Data excerpts
%%
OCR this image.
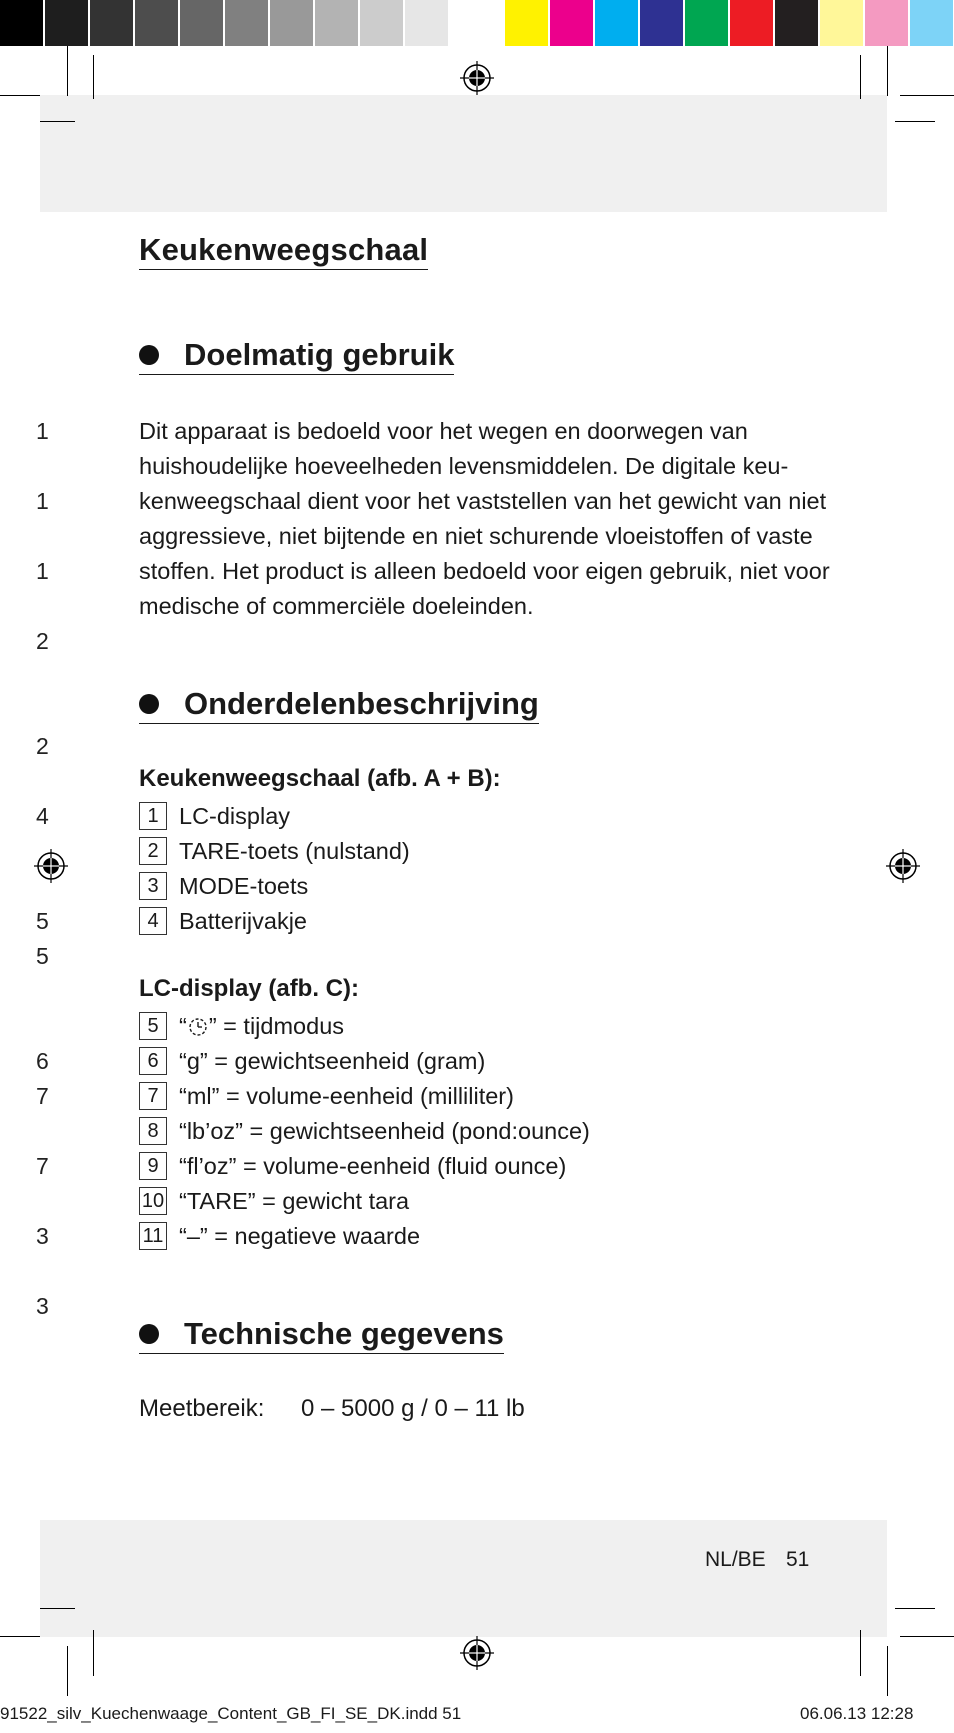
1
1
1
2
2
4
5
5
6
7
7
3
3
Keukenweegschaal
Doelmatig gebruik
Dit apparaat is bedoeld voor het wegen en doorwegen van huishoudelijke hoeveelheden levensmiddelen. De digitale keu-kenweegschaal dient voor het vaststellen van het gewicht van niet aggressieve, niet bijtende en niet schurende vloeistoffen of vaste stoffen. Het product is alleen bedoeld voor eigen gebruik, niet voor medische of commerciële doeleinden.
Onderdelenbeschrijving
Keukenweegschaal (afb. A + B):
1 LC-display
2 TARE-toets (nulstand)
3 MODE-toets
4 Batterijvakje
LC-display (afb. C):
5 “ ” = tijdmodus
6 “g” = gewichtseenheid (gram)
7 “ml” = volume-eenheid (milliliter)
8 “lb’oz” = gewichtseenheid (pond:ounce)
9 “fl’oz” = volume-eenheid (fluid ounce)
10 “TARE” = gewicht tara
11 “–” = negatieve waarde
Technische gegevens
Meetbereik:	0 – 5000 g / 0 – 11 lb
NL/BE 51
91522_silv_Kuechenwaage_Content_GB_FI_SE_DK.indd 51	06.06.13 12:28
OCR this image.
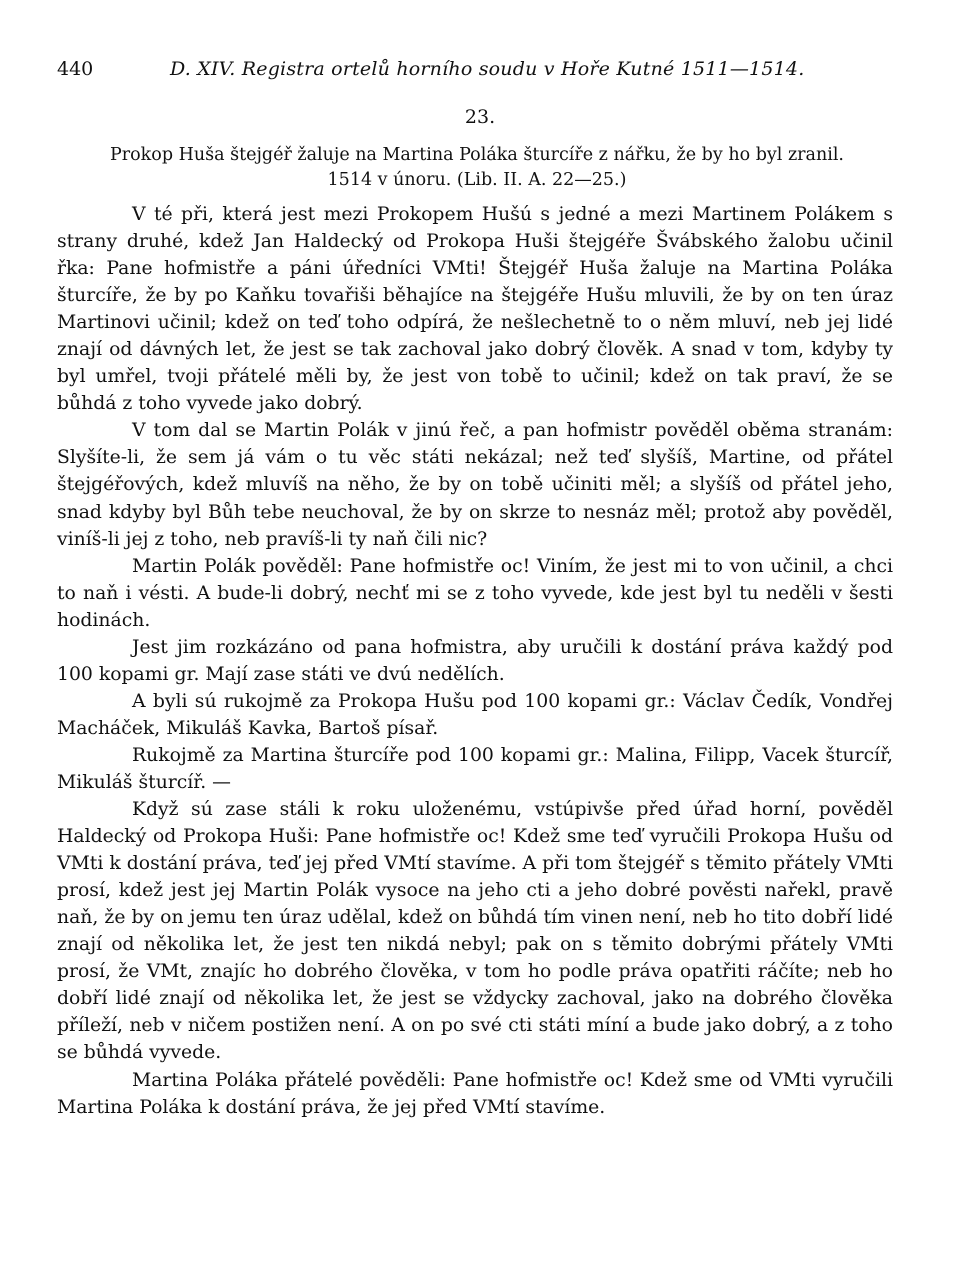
440	D. XIV. Registra ortelů horního soudu v Hoře Kutné 1511—1514.
23.
Prokop Huša štejgéř žaluje na Martina Poláka šturcíře z nářku, že by ho byl zranil.
1514 v únoru. (Lib. II. A. 22—25.)

V té při, která jest mezi Prokopem Hušú s jedné a mezi Martinem Polákem s strany druhé, kdež Jan Haldecký od Prokopa Huši štejgéře Švábského žalobu učinil řka: Pane hofmistře a páni úředníci VMti! Štejgéř Huša žaluje na Martina Poláka šturcíře, že by po Kaňku tovařiši běhajíce na štejgéře Hušu mluvili, že by on ten úraz Martinovi učinil; kdež on teď toho odpírá, že nešlechetně to o něm mluví, neb jej lidé znají od dávných let, že jest se tak zachoval jako dobrý člověk. A snad v tom, kdyby ty byl umřel, tvoji přátelé měli by, že jest von tobě to učinil; kdež on tak praví, že se bůhdá z toho vyvede jako dobrý.

V tom dal se Martin Polák v jinú řeč, a pan hofmistr pověděl oběma stranám: Slyšíte-li, že sem já vám o tu věc státi nekázal; než teď slyšíš, Martine, od přátel štejgéřových, kdež mluvíš na něho, že by on tobě učiniti měl; a slyšíš od přátel jeho, snad kdyby byl Bůh tebe neuchoval, že by on skrze to nesnáz měl; protož aby pověděl, viníš-li jej z toho, neb pravíš-li ty naň čili nic?

Martin Polák pověděl: Pane hofmistře oc! Viním, že jest mi to von učinil, a chci to naň i vésti. A bude-li dobrý, nechť mi se z toho vyvede, kde jest byl tu neděli v šesti hodinách.

Jest jim rozkázáno od pana hofmistra, aby uručili k dostání práva každý pod 100 kopami gr. Mají zase státi ve dvú nedělích.

A byli sú rukojmě za Prokopa Hušu pod 100 kopami gr.: Václav Čedík, Vondřej Macháček, Mikuláš Kavka, Bartoš písař.

Rukojmě za Martina šturcíře pod 100 kopami gr.: Malina, Filipp, Vacek šturcíř, Mikuláš šturcíř. —

Když sú zase stáli k roku uloženému, vstúpivše před úřad horní, pověděl Haldecký od Prokopa Huši: Pane hofmistře oc! Kdež sme teď vyručili Prokopa Hušu od VMti k dostání práva, teď jej před VMtí stavíme. A při tom štejgéř s těmito přátely VMti prosí, kdež jest jej Martin Polák vysoce na jeho cti a jeho dobré pověsti nařekl, pravě naň, že by on jemu ten úraz udělal, kdež on bůhdá tím vinen není, neb ho tito dobří lidé znají od několika let, že jest ten nikdá nebyl; pak on s těmito dobrými přátely VMti prosí, že VMt, znajíc ho dobrého člověka, v tom ho podle práva opatřiti ráčíte; neb ho dobří lidé znají od několika let, že jest se vždycky zachoval, jako na dobrého člověka přílеží, neb v ničem postižen není. A on po své cti státi míní a bude jako dobrý, a z toho se bůhdá vyvede.

Martina Poláka přátelé pověděli: Pane hofmistře oc! Kdež sme od VMti vyručili Martina Poláka k dostání práva, že jej před VMtí stavíme.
%%
-- WRITTEN REQUEST --
Using the listing above, list every line in which the string "TARE" occurs.

-- WRITTEN SOLUTION --
2 TARE-toets (nulstand)
10 “TARE” = gewicht tara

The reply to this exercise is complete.